→ Records:
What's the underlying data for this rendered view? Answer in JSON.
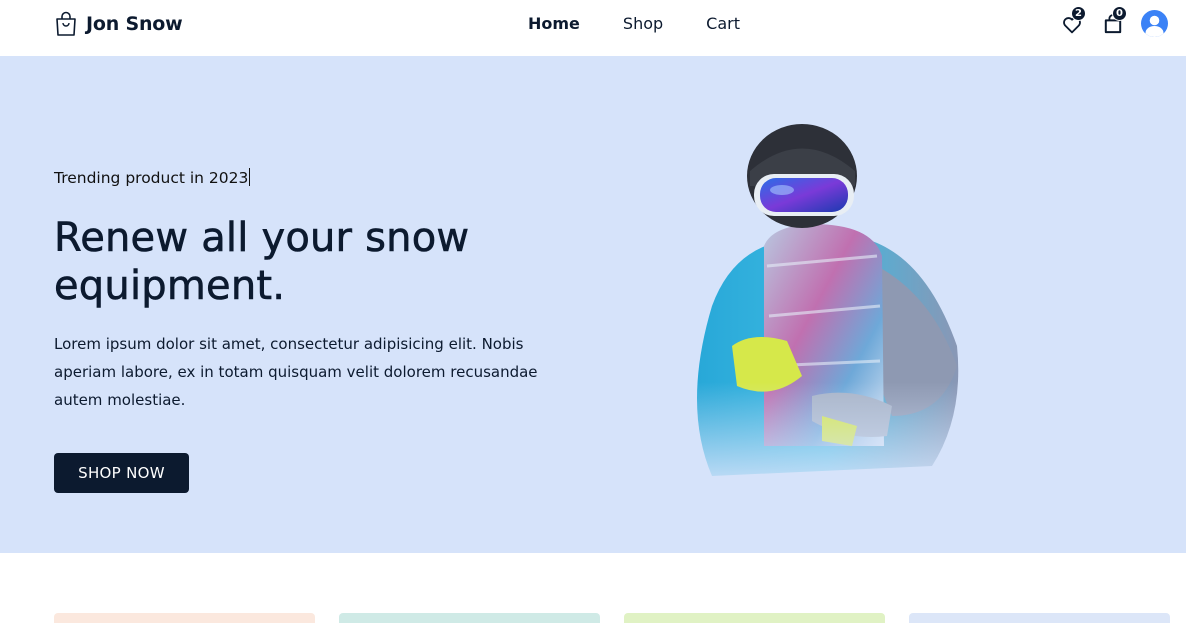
{
  "brand": {
    "name": "Jon Snow",
    "icon": "shopping-bag-icon"
  },
  "nav": {
    "items": [
      {
        "label": "Home",
        "active": true
      },
      {
        "label": "Shop",
        "active": false
      },
      {
        "label": "Cart",
        "active": false
      }
    ]
  },
  "header_icons": {
    "wishlist": {
      "icon": "heart-icon",
      "count": "2"
    },
    "cart": {
      "icon": "bag-icon",
      "count": "0"
    },
    "profile": {
      "icon": "user-avatar-icon"
    }
  },
  "hero": {
    "tagline": "Trending product in 2023",
    "headline": "Renew all your snow equipment.",
    "description": "Lorem ipsum dolor sit amet, consectetur adipisicing elit. Nobis aperiam labore, ex in totam quisquam velit dolorem recusandae autem molestiae.",
    "cta_label": "SHOP NOW",
    "image": "snowboarder-photo",
    "background": "#d6e3fa"
  },
  "category_cards": [
    {
      "color": "#fbe8de"
    },
    {
      "color": "#cfeae6"
    },
    {
      "color": "#e0f2c4"
    },
    {
      "color": "#dce6f8"
    }
  ],
  "colors": {
    "primary": "#0c1a2f",
    "accent": "#3b82f6"
  }
}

→ Do this:
Repeat verbatim all the material, but not the pictures.

→ Solution for this task:
What's the underlying data for this rendered view? Answer in JSON.
{
  "brand": {
    "name": "Jon Snow",
    "icon": "shopping-bag-icon"
  },
  "nav": {
    "items": [
      {
        "label": "Home",
        "active": true
      },
      {
        "label": "Shop",
        "active": false
      },
      {
        "label": "Cart",
        "active": false
      }
    ]
  },
  "header_icons": {
    "wishlist": {
      "icon": "heart-icon",
      "count": "2"
    },
    "cart": {
      "icon": "bag-icon",
      "count": "0"
    },
    "profile": {
      "icon": "user-avatar-icon"
    }
  },
  "hero": {
    "tagline": "Trending product in 2023",
    "headline": "Renew all your snow equipment.",
    "description": "Lorem ipsum dolor sit amet, consectetur adipisicing elit. Nobis aperiam labore, ex in totam quisquam velit dolorem recusandae autem molestiae.",
    "cta_label": "SHOP NOW",
    "image": "snowboarder-photo",
    "background": "#d6e3fa"
  },
  "category_cards": [
    {
      "color": "#fbe8de"
    },
    {
      "color": "#cfeae6"
    },
    {
      "color": "#e0f2c4"
    },
    {
      "color": "#dce6f8"
    }
  ],
  "colors": {
    "primary": "#0c1a2f",
    "accent": "#3b82f6"
  }
}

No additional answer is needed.